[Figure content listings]

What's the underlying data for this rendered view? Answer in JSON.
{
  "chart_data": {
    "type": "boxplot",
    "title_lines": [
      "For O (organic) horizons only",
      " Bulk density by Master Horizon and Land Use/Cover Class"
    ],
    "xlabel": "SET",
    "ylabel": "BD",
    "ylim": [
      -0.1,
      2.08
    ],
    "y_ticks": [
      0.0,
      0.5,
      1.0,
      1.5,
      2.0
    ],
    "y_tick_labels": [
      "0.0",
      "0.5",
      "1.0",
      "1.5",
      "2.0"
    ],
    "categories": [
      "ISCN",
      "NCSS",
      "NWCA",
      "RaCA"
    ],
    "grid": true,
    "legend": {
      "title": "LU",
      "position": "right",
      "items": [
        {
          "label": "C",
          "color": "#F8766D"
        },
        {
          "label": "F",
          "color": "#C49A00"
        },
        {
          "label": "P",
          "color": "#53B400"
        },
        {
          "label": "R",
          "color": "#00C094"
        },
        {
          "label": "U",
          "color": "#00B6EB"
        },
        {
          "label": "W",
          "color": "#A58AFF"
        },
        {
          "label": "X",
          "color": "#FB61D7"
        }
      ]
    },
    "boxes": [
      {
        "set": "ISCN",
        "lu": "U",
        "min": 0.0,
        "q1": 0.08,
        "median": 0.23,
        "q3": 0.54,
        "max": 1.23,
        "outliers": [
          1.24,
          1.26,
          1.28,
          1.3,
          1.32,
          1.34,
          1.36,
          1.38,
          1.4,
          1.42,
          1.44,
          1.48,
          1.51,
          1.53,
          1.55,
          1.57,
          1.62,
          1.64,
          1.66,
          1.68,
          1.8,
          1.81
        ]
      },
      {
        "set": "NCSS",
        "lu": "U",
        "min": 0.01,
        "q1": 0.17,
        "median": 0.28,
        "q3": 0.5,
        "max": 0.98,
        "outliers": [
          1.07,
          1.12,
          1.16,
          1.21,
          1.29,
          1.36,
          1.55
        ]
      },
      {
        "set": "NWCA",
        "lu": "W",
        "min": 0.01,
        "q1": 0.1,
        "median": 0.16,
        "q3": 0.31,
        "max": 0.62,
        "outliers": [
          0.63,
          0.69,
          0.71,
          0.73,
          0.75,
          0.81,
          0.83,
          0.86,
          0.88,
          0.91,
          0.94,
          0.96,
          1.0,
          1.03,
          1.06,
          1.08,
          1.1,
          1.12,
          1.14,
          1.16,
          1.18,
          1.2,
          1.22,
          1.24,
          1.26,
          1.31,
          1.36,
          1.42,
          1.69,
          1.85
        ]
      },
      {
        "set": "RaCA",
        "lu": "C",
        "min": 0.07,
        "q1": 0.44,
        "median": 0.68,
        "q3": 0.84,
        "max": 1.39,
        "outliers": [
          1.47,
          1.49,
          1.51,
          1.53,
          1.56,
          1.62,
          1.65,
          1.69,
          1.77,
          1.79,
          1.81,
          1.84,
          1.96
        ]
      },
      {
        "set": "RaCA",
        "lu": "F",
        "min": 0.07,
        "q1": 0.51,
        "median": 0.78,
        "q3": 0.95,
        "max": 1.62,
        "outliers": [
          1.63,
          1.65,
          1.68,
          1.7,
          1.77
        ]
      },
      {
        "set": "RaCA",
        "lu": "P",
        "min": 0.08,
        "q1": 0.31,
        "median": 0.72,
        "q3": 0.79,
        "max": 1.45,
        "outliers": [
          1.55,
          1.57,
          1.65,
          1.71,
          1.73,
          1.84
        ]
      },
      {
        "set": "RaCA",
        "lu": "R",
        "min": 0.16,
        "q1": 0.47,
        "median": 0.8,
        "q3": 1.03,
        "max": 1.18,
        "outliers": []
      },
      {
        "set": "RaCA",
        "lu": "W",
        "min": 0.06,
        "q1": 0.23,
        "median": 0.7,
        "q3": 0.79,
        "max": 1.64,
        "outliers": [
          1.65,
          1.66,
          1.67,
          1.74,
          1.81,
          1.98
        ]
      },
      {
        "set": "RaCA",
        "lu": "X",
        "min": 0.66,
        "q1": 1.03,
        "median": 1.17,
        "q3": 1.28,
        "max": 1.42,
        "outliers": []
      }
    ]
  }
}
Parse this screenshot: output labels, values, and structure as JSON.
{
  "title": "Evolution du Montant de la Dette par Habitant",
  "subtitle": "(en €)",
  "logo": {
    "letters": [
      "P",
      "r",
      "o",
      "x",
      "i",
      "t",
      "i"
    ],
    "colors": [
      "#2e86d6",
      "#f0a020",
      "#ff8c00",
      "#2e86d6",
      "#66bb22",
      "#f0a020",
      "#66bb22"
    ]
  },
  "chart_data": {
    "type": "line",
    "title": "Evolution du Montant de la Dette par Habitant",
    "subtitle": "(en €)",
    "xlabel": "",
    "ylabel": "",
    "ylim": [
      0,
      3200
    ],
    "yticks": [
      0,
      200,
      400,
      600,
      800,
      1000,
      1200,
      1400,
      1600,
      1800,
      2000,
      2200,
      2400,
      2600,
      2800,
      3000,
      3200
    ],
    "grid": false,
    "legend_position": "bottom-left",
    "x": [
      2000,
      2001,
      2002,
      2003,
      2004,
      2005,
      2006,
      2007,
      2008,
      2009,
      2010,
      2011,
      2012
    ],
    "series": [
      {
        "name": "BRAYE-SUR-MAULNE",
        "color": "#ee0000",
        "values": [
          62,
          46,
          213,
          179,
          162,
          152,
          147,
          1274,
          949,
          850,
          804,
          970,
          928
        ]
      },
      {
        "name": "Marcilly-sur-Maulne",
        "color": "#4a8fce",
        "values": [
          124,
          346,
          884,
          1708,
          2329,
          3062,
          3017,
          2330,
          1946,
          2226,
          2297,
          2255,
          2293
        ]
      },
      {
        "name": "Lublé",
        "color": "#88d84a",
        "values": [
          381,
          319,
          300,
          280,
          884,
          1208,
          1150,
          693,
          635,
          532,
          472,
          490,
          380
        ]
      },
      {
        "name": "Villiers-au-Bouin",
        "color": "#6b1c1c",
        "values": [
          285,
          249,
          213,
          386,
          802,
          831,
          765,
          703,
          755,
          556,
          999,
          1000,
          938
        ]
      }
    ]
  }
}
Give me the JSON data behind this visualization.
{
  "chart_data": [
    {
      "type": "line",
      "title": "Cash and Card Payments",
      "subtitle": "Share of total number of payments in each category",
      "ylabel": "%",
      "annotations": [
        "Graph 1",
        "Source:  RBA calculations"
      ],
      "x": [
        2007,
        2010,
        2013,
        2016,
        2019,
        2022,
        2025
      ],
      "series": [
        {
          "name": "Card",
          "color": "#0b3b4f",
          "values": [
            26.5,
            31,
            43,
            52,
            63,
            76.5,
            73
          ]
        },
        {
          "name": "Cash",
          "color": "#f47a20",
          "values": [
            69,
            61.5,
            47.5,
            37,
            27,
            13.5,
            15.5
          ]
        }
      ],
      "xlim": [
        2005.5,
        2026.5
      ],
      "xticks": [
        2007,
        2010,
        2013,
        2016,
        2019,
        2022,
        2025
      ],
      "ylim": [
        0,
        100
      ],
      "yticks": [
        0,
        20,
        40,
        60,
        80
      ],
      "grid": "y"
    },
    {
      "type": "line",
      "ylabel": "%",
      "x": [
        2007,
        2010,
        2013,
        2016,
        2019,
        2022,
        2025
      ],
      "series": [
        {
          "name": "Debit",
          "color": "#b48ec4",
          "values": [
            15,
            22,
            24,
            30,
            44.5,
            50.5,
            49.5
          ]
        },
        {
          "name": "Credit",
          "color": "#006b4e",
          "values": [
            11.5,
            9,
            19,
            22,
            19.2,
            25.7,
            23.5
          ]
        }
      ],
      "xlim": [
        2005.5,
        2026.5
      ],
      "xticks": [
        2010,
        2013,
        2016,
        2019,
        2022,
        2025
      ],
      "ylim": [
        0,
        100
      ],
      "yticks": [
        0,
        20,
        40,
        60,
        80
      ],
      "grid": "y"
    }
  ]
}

[Goal] Copy each line of the records containing the string "Montant".

[Solution to this problem]
  "title": "Evolution du Montant de la Dette par Habitant",
    "title": "Evolution du Montant de la Dette par Habitant",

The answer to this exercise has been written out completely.